EXERCISE GOAL:
Report every line in the listing that contains the string "Schwestern".

DATA TO USE:
________________________________________
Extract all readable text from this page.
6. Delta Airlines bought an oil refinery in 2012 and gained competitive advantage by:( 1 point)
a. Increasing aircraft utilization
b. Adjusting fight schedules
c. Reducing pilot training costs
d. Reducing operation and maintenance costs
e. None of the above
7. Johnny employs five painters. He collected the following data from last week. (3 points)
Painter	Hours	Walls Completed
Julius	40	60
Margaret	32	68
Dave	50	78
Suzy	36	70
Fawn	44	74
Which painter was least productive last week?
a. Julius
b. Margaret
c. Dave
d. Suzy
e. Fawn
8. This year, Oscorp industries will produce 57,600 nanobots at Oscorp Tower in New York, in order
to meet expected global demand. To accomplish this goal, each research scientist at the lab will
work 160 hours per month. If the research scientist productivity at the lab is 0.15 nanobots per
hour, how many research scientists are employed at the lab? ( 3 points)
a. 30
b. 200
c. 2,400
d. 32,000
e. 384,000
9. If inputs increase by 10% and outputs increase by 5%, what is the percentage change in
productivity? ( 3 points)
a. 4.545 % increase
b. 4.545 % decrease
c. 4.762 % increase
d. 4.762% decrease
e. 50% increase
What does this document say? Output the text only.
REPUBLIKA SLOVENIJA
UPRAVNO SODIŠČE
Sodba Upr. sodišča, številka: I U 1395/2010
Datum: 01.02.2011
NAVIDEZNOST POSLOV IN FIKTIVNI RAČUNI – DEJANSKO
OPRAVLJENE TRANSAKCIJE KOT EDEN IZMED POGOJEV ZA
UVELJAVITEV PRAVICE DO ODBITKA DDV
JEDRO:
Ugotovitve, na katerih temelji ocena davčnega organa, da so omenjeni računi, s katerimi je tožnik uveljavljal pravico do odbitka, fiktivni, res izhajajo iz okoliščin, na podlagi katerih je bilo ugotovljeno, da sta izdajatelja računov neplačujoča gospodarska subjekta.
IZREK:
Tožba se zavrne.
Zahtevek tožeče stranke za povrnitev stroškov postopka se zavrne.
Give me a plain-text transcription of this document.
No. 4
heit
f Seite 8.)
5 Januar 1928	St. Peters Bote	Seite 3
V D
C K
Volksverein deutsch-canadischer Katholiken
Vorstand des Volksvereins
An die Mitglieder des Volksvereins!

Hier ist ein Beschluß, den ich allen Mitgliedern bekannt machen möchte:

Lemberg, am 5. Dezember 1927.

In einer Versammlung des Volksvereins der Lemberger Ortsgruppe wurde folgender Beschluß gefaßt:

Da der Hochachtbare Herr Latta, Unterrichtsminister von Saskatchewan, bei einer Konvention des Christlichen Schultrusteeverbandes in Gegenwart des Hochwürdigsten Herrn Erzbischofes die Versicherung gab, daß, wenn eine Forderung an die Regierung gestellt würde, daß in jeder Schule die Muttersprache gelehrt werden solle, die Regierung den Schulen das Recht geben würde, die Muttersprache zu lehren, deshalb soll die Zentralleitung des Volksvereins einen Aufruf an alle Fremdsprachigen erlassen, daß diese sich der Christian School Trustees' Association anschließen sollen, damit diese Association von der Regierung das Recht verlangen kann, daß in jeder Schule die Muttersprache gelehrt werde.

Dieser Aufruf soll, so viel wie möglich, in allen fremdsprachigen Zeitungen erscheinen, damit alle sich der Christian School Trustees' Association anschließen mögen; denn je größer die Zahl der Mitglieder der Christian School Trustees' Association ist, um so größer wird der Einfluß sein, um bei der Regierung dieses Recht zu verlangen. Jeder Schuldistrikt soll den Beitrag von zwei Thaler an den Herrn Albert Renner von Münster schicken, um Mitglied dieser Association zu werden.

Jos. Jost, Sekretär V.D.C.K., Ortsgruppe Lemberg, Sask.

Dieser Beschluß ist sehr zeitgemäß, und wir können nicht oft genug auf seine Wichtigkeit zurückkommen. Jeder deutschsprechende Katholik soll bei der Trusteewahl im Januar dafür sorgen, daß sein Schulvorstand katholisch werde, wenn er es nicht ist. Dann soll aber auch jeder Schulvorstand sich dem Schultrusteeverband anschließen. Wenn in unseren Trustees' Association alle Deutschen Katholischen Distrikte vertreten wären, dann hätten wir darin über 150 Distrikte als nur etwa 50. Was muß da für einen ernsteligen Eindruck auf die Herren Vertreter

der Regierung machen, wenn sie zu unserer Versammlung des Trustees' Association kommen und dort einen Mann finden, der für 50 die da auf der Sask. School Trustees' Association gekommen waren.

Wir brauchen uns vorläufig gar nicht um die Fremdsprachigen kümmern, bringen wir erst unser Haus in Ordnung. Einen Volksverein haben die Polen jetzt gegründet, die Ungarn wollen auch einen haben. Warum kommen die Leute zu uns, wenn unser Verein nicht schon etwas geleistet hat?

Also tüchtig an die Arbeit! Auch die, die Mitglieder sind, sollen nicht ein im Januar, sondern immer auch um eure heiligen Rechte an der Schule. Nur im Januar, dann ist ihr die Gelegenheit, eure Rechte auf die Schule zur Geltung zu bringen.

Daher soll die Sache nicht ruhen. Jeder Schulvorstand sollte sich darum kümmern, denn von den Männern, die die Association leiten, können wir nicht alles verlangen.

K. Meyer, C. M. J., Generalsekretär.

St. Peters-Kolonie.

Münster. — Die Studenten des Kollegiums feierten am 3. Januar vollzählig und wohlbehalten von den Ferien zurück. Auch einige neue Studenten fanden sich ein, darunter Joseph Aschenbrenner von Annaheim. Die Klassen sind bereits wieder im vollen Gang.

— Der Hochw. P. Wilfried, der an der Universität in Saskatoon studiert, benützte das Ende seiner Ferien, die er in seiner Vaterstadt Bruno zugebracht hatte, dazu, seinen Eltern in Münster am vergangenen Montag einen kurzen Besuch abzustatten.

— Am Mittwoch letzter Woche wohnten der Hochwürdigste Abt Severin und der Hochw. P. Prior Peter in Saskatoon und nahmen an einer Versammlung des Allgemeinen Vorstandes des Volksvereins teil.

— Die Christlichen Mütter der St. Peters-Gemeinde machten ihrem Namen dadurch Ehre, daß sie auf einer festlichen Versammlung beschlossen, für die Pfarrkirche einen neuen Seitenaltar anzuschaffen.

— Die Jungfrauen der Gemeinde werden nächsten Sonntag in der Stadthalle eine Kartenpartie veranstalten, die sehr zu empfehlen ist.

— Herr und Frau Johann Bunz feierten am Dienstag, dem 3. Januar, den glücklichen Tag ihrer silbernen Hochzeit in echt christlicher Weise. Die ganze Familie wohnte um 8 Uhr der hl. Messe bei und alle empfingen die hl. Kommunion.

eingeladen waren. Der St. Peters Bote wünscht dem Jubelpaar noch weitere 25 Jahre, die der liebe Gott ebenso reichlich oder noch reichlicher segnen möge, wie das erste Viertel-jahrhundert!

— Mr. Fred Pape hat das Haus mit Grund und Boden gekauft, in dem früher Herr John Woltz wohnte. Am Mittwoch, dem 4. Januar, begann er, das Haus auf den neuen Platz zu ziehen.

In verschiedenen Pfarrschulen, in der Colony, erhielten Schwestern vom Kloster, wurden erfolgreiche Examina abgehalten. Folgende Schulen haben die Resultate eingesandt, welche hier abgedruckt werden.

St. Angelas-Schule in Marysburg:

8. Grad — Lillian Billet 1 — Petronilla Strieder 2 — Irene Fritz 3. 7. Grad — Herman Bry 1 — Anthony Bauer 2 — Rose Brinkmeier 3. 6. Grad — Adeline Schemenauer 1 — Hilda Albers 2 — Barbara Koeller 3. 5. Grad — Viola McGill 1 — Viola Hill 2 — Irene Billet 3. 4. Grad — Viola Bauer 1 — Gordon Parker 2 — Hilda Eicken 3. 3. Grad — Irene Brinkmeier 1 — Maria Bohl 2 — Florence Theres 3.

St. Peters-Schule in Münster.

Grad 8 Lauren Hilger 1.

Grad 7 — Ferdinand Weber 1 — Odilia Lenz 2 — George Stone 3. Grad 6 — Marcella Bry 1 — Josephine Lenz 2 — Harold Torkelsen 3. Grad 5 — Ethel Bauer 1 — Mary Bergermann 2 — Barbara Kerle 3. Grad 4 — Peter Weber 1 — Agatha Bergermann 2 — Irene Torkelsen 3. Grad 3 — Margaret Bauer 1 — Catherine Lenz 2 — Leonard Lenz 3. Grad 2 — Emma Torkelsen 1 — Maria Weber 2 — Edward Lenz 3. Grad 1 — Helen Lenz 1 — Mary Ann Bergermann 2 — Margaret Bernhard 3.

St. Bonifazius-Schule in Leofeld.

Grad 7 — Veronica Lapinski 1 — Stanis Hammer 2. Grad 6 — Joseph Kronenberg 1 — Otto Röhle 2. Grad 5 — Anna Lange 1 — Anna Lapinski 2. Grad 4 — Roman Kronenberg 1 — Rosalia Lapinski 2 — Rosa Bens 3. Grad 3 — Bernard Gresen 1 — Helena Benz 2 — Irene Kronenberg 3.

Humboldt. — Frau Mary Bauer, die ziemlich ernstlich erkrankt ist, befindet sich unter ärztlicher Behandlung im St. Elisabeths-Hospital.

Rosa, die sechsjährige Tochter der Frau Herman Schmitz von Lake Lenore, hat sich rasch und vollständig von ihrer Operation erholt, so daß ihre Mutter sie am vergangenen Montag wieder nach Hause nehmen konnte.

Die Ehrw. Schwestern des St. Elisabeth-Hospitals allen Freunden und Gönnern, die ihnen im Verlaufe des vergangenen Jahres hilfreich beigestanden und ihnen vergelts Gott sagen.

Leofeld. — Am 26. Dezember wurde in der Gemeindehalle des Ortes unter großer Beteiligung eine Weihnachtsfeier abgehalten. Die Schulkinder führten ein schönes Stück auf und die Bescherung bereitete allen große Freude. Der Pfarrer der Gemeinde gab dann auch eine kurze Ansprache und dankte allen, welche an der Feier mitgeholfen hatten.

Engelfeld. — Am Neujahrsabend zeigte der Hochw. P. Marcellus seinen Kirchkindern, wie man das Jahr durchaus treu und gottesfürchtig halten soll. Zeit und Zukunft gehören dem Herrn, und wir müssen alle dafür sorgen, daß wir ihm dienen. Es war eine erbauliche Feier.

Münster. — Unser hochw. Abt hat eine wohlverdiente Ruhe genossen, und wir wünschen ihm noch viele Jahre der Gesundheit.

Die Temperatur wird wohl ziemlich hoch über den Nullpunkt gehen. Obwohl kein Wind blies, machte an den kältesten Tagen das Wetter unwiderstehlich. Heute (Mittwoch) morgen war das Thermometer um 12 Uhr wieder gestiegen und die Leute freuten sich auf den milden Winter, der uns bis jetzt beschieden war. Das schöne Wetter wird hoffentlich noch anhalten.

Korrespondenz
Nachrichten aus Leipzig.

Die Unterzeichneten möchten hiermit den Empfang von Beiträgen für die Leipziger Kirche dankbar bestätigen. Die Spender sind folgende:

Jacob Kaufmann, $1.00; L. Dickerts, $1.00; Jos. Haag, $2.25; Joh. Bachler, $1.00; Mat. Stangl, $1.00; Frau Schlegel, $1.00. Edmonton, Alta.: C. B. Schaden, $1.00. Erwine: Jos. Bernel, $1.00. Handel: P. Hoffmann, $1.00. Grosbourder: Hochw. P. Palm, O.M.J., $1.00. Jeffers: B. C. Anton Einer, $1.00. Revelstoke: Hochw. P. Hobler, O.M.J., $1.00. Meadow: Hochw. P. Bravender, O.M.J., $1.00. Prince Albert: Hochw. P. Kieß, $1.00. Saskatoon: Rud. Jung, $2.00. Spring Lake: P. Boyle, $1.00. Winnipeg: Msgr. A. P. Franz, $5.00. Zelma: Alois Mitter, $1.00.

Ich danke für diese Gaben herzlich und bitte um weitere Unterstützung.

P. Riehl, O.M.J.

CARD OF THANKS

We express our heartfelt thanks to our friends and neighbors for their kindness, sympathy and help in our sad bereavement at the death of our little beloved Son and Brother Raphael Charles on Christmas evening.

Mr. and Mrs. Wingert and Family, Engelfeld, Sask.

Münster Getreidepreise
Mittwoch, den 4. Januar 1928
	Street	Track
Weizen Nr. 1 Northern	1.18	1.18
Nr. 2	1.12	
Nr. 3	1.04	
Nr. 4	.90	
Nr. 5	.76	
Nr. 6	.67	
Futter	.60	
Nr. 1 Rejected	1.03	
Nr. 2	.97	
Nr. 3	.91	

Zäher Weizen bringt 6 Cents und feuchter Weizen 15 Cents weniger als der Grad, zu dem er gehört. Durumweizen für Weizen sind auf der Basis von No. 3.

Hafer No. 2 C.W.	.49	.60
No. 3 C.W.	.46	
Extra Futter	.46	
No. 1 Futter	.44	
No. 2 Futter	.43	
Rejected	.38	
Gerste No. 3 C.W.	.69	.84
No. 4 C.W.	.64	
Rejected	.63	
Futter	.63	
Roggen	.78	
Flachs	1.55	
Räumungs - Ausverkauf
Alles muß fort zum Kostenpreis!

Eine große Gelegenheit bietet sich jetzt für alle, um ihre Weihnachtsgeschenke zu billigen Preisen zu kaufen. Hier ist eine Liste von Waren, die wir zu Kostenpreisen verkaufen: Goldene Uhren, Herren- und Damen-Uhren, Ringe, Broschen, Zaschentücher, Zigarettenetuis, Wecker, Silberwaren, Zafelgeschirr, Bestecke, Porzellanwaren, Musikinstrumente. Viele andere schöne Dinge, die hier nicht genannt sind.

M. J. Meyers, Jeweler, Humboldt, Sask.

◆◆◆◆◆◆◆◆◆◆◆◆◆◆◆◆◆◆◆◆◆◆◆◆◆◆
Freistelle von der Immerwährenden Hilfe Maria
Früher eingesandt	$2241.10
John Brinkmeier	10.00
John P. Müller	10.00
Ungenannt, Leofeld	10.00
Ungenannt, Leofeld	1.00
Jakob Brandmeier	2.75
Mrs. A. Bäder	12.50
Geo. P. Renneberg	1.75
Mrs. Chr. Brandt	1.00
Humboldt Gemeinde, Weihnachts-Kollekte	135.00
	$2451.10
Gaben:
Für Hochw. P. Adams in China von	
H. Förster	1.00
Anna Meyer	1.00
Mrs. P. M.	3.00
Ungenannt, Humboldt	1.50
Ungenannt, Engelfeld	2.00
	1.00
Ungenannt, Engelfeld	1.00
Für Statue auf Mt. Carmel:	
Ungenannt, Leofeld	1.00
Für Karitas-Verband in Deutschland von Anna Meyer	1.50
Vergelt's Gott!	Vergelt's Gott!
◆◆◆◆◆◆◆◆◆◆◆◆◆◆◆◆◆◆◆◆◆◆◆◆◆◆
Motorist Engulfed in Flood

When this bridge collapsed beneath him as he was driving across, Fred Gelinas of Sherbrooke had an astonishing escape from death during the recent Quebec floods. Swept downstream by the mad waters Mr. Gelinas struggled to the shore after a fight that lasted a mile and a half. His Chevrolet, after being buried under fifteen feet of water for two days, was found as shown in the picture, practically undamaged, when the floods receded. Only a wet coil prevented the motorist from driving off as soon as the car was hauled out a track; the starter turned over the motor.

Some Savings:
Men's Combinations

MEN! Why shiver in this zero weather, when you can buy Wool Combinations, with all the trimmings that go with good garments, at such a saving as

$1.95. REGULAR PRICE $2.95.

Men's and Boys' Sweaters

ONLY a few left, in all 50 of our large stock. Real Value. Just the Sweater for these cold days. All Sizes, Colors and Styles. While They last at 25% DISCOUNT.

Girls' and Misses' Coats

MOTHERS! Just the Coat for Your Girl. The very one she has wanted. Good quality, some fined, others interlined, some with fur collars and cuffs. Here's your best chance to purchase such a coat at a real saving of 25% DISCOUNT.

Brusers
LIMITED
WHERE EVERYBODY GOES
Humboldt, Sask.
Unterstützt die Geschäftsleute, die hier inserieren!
________________________________________
RESPONSE TO THIS EXERCISE:
In verschiedenen Pfarrschulen, in der Colony, erhielten Schwestern vom Kloster, wurden erfolgreiche Examina abgehalten. Folgende Schulen haben die Resultate eingesandt, welche hier abgedruckt werden.
Die Ehrw. Schwestern des St. Elisabeth-Hospitals allen Freunden und Gönnern, die ihnen im Verlaufe des vergangenen Jahres hilfreich beigestanden und ihnen vergelts Gott sagen.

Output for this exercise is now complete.